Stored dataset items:
■ ■ ■ ■

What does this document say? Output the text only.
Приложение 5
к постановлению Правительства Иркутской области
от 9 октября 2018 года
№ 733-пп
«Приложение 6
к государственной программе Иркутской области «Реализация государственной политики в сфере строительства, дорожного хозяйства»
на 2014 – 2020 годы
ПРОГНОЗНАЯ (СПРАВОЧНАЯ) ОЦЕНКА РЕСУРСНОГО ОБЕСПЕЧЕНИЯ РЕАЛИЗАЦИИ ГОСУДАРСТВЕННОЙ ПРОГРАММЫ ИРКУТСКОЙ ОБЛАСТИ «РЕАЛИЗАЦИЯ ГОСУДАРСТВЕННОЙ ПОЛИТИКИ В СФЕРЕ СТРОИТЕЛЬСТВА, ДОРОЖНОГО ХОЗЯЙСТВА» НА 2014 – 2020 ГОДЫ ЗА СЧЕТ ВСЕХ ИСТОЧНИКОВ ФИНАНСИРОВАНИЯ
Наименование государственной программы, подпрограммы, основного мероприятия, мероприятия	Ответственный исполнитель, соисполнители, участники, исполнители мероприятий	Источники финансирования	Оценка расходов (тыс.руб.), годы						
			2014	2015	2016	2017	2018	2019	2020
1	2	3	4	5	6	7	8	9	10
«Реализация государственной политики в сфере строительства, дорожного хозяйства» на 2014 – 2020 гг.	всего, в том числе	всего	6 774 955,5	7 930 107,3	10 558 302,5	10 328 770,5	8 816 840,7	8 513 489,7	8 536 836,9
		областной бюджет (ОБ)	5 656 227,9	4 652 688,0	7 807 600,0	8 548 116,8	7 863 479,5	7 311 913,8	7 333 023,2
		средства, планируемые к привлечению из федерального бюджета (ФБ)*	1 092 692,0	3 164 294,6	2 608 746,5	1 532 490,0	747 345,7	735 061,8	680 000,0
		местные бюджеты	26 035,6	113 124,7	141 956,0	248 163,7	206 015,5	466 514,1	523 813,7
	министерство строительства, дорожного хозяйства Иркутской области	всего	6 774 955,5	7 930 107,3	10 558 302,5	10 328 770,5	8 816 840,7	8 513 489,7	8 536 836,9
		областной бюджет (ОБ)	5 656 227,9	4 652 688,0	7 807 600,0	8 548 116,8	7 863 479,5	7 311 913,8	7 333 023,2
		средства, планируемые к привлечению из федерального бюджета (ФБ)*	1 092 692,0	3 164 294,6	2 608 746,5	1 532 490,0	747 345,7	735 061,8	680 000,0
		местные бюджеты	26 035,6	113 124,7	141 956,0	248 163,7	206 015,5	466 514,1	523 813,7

■ ■ ■ ■

Exercise details: Reproduce each line verbatim.

Result:
What does this document say? Output the text only.
Приложение 5
к постановлению Правительства Иркутской области
от 9 октября 2018 года
№ 733-пп
«Приложение 6
к государственной программе Иркутской области «Реализация государственной политики в сфере строительства, дорожного хозяйства»
на 2014 – 2020 годы
ПРОГНОЗНАЯ (СПРАВОЧНАЯ) ОЦЕНКА РЕСУРСНОГО ОБЕСПЕЧЕНИЯ РЕАЛИЗАЦИИ ГОСУДАРСТВЕННОЙ ПРОГРАММЫ ИРКУТСКОЙ ОБЛАСТИ «РЕАЛИЗАЦИЯ ГОСУДАРСТВЕННОЙ ПОЛИТИКИ В СФЕРЕ СТРОИТЕЛЬСТВА, ДОРОЖНОГО ХОЗЯЙСТВА» НА 2014 – 2020 ГОДЫ ЗА СЧЕТ ВСЕХ ИСТОЧНИКОВ ФИНАНСИРОВАНИЯ
Наименование государственной программы, подпрограммы, основного мероприятия, мероприятия	Ответственный исполнитель, соисполнители, участники, исполнители мероприятий	Источники финансирования	Оценка расходов (тыс.руб.), годы						
			2014	2015	2016	2017	2018	2019	2020
1	2	3	4	5	6	7	8	9	10
«Реализация государственной политики в сфере строительства, дорожного хозяйства» на 2014 – 2020 гг.	всего, в том числе	всего	6 774 955,5	7 930 107,3	10 558 302,5	10 328 770,5	8 816 840,7	8 513 489,7	8 536 836,9
		областной бюджет (ОБ)	5 656 227,9	4 652 688,0	7 807 600,0	8 548 116,8	7 863 479,5	7 311 913,8	7 333 023,2
		средства, планируемые к привлечению из федерального бюджета (ФБ)*	1 092 692,0	3 164 294,6	2 608 746,5	1 532 490,0	747 345,7	735 061,8	680 000,0
		местные бюджеты	26 035,6	113 124,7	141 956,0	248 163,7	206 015,5	466 514,1	523 813,7
	министерство строительства, дорожного хозяйства Иркутской области	всего	6 774 955,5	7 930 107,3	10 558 302,5	10 328 770,5	8 816 840,7	8 513 489,7	8 536 836,9
		областной бюджет (ОБ)	5 656 227,9	4 652 688,0	7 807 600,0	8 548 116,8	7 863 479,5	7 311 913,8	7 333 023,2
		средства, планируемые к привлечению из федерального бюджета (ФБ)*	1 092 692,0	3 164 294,6	2 608 746,5	1 532 490,0	747 345,7	735 061,8	680 000,0
		местные бюджеты	26 035,6	113 124,7	141 956,0	248 163,7	206 015,5	466 514,1	523 813,7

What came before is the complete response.